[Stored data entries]
>>>>
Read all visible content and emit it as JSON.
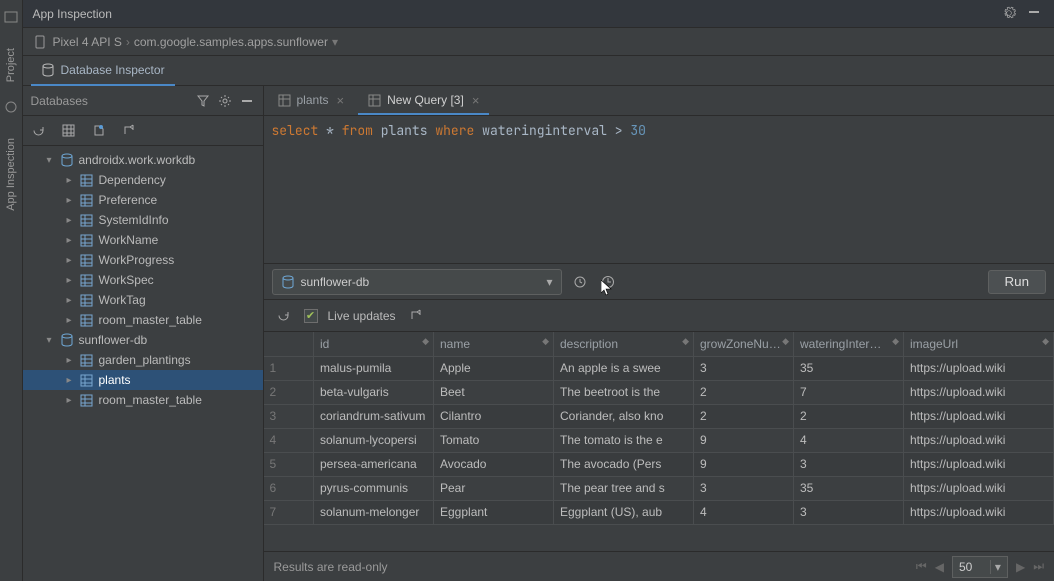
{
  "window": {
    "title": "App Inspection"
  },
  "rail": {
    "primary": "Project",
    "secondary": "App Inspection"
  },
  "breadcrumb": {
    "device": "Pixel 4 API S",
    "app": "com.google.samples.apps.sunflower"
  },
  "inspector_tab": "Database Inspector",
  "sidebar": {
    "header": "Databases",
    "databases": [
      {
        "name": "androidx.work.workdb",
        "expanded": true,
        "tables": [
          "Dependency",
          "Preference",
          "SystemIdInfo",
          "WorkName",
          "WorkProgress",
          "WorkSpec",
          "WorkTag",
          "room_master_table"
        ]
      },
      {
        "name": "sunflower-db",
        "expanded": true,
        "tables": [
          "garden_plantings",
          "plants",
          "room_master_table"
        ],
        "selected_table": "plants"
      }
    ]
  },
  "editor": {
    "tabs": [
      {
        "label": "plants",
        "active": false
      },
      {
        "label": "New Query  [3]",
        "active": true
      }
    ],
    "query_plain": "select * from plants where wateringinterval > 30",
    "query_tokens": [
      {
        "t": "select",
        "c": "kw-select"
      },
      {
        "t": " * ",
        "c": "kw-ident"
      },
      {
        "t": "from",
        "c": "kw-func"
      },
      {
        "t": " plants ",
        "c": "kw-ident"
      },
      {
        "t": "where",
        "c": "kw-where"
      },
      {
        "t": " wateringinterval > ",
        "c": "kw-ident"
      },
      {
        "t": "30",
        "c": "kw-num"
      }
    ],
    "db_selector": "sunflower-db",
    "run_label": "Run",
    "live_updates_label": "Live updates",
    "live_updates_checked": true
  },
  "table": {
    "columns": [
      "id",
      "name",
      "description",
      "growZoneNu…",
      "wateringInter…",
      "imageUrl"
    ],
    "rows": [
      [
        "malus-pumila",
        "Apple",
        "An apple is a swee",
        "3",
        "35",
        "https://upload.wiki"
      ],
      [
        "beta-vulgaris",
        "Beet",
        "The beetroot is the",
        "2",
        "7",
        "https://upload.wiki"
      ],
      [
        "coriandrum-sativum",
        "Cilantro",
        "Coriander, also kno",
        "2",
        "2",
        "https://upload.wiki"
      ],
      [
        "solanum-lycopersi",
        "Tomato",
        "The tomato is the e",
        "9",
        "4",
        "https://upload.wiki"
      ],
      [
        "persea-americana",
        "Avocado",
        "The avocado (Pers",
        "9",
        "3",
        "https://upload.wiki"
      ],
      [
        "pyrus-communis",
        "Pear",
        "The pear tree and s",
        "3",
        "35",
        "https://upload.wiki"
      ],
      [
        "solanum-melonger",
        "Eggplant",
        "Eggplant (US), aub",
        "4",
        "3",
        "https://upload.wiki"
      ]
    ]
  },
  "footer": {
    "status": "Results are read-only",
    "page_size": "50"
  }
}
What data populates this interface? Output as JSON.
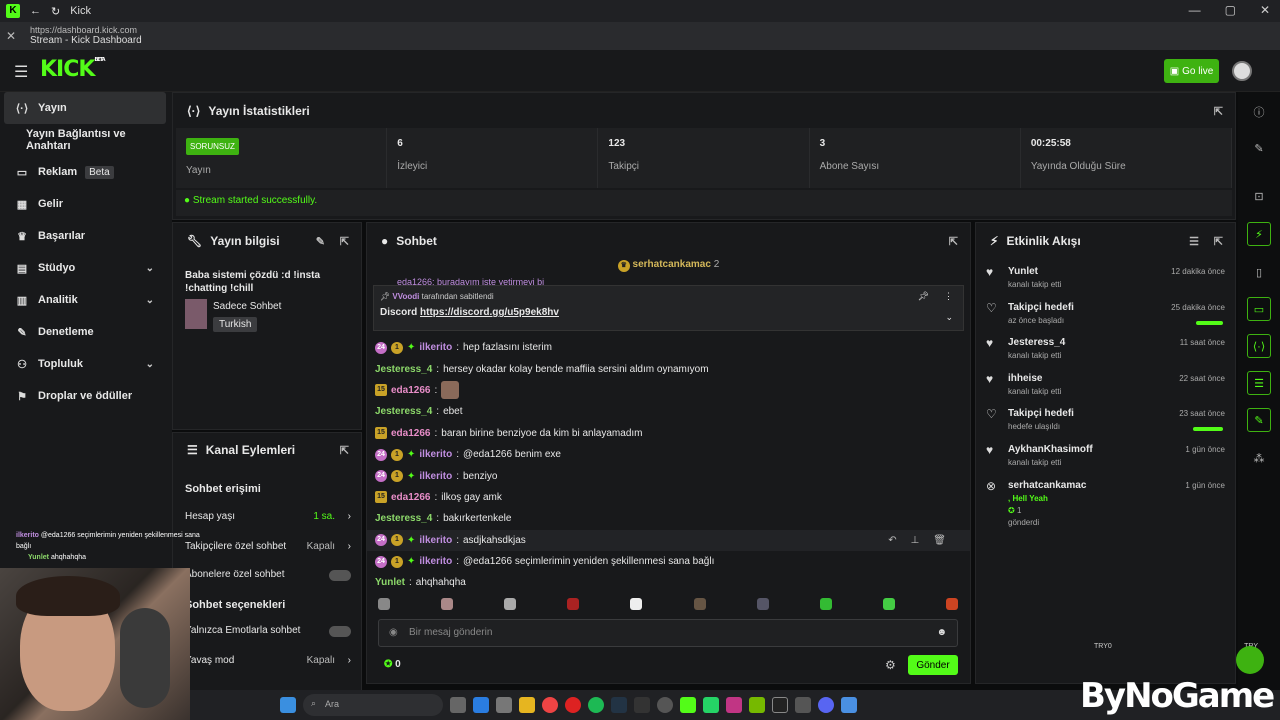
{
  "window": {
    "title": "Kick"
  },
  "browser": {
    "url": "https://dashboard.kick.com",
    "tab_title": "Stream - Kick Dashboard"
  },
  "header": {
    "logo": "KICK",
    "logo_badge": "BETA",
    "go_live": "Go live"
  },
  "sidebar": {
    "items": [
      {
        "label": "Yayın",
        "icon": "broadcast-icon"
      },
      {
        "label": "Yayın Bağlantısı ve Anahtarı",
        "icon": ""
      },
      {
        "label": "Reklam",
        "icon": "ad-icon",
        "badge": "Beta"
      },
      {
        "label": "Gelir",
        "icon": "chart-icon"
      },
      {
        "label": "Başarılar",
        "icon": "trophy-icon"
      },
      {
        "label": "Stüdyo",
        "icon": "studio-icon"
      },
      {
        "label": "Analitik",
        "icon": "analytics-icon"
      },
      {
        "label": "Denetleme",
        "icon": "moderation-icon"
      },
      {
        "label": "Topluluk",
        "icon": "community-icon"
      },
      {
        "label": "Droplar ve ödüller",
        "icon": "gift-icon"
      }
    ]
  },
  "stats": {
    "title": "Yayın İstatistikleri",
    "status_badge": "SORUNSUZ",
    "cells": [
      {
        "value": "",
        "label": "Yayın"
      },
      {
        "value": "6",
        "label": "İzleyici"
      },
      {
        "value": "123",
        "label": "Takipçi"
      },
      {
        "value": "3",
        "label": "Abone Sayısı"
      },
      {
        "value": "00:25:58",
        "label": "Yayında Olduğu Süre"
      }
    ],
    "ok_message": "Stream started successfully."
  },
  "stream_info": {
    "title": "Yayın bilgisi",
    "stream_title": "Baba sistemi çözdü :d !insta !chatting !chill",
    "category": "Sadece Sohbet",
    "tag": "Turkish"
  },
  "channel_actions": {
    "title": "Kanal Eylemleri",
    "section1": "Sohbet erişimi",
    "rows": [
      {
        "label": "Hesap yaşı",
        "value": "1 sa."
      },
      {
        "label": "Takipçilere özel sohbet",
        "value": "Kapalı"
      },
      {
        "label": "Abonelere özel sohbet",
        "value": ""
      }
    ],
    "section2": "Sohbet seçenekleri",
    "rows2": [
      {
        "label": "Yalnızca Emotlarla sohbet",
        "value": ""
      },
      {
        "label": "Yavaş mod",
        "value": "Kapalı"
      }
    ]
  },
  "chat": {
    "title": "Sohbet",
    "top_user": "serhatcankamac",
    "top_count": "2",
    "partial": "eda1266: buradayım işte yetirmeyi bi",
    "pinned": {
      "by": "VVoodi",
      "by_text": "tarafından sabitlendi",
      "label": "Discord",
      "link": "https://discord.gg/u5p9ek8hv"
    },
    "messages": [
      {
        "user": "ilkerito",
        "text": "hep fazlasını isterim",
        "badges": "24"
      },
      {
        "user": "Jesteress_4",
        "text": "hersey okadar kolay bende maffiia sersini aldım oynamıyom",
        "badges": ""
      },
      {
        "user": "eda1266",
        "text": "",
        "badges": "15"
      },
      {
        "user": "Jesteress_4",
        "text": "ebet",
        "badges": ""
      },
      {
        "user": "eda1266",
        "text": "baran birine benziyoe da kim bi anlayamadım",
        "badges": "15"
      },
      {
        "user": "ilkerito",
        "text": "@eda1266 benim exe",
        "badges": "24"
      },
      {
        "user": "ilkerito",
        "text": "benziyo",
        "badges": "24"
      },
      {
        "user": "eda1266",
        "text": "ilkoş gay amk",
        "badges": "15"
      },
      {
        "user": "Jesteress_4",
        "text": "bakırkertenkele",
        "badges": ""
      },
      {
        "user": "ilkerito",
        "text": "asdjkahsdkjas",
        "badges": "24"
      },
      {
        "user": "ilkerito",
        "text": "@eda1266 seçimlerimin yeniden şekillenmesi sana bağlı",
        "badges": "24"
      },
      {
        "user": "Yunlet",
        "text": "ahqhahqha",
        "badges": ""
      }
    ],
    "placeholder": "Bir mesaj gönderin",
    "points": "0",
    "send": "Gönder"
  },
  "feed": {
    "title": "Etkinlik Akışı",
    "items": [
      {
        "name": "Yunlet",
        "sub": "kanalı takip etti",
        "time": "12 dakika önce"
      },
      {
        "name": "Takipçi hedefi",
        "sub": "az önce başladı",
        "time": "25 dakika önce",
        "bar": 0.9
      },
      {
        "name": "Jesteress_4",
        "sub": "kanalı takip etti",
        "time": "11 saat önce"
      },
      {
        "name": "ihheise",
        "sub": "kanalı takip etti",
        "time": "22 saat önce"
      },
      {
        "name": "Takipçi hedefi",
        "sub": "hedefe ulaşıldı",
        "time": "23 saat önce",
        "bar": 1
      },
      {
        "name": "AykhanKhasimoff",
        "sub": "kanalı takip etti",
        "time": "1 gün önce"
      },
      {
        "name": "serhatcankamac",
        "sub": ", Hell Yeah",
        "sub2": "1",
        "sub3": "gönderdi",
        "time": "1 gün önce"
      }
    ]
  },
  "overlay": {
    "lines": [
      {
        "user": "ilkerito",
        "text": "@eda1266 seçimlerimin yeniden şekillenmesi sana bağlı"
      },
      {
        "user": "Yunlet",
        "text": "ahqhahqha"
      }
    ],
    "brand": "ByNoGame",
    "mini1": "TRY0",
    "mini2": "TRY"
  },
  "taskbar": {
    "search": "Ara"
  }
}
<<<<
WRITTEN EXERCISE | From the records above, pull out each line that has "true".

RESULT FOR THIS EXERCISE |
        "expanded": true,
        "expanded": true,
        "active": true
    "live_updates_checked": true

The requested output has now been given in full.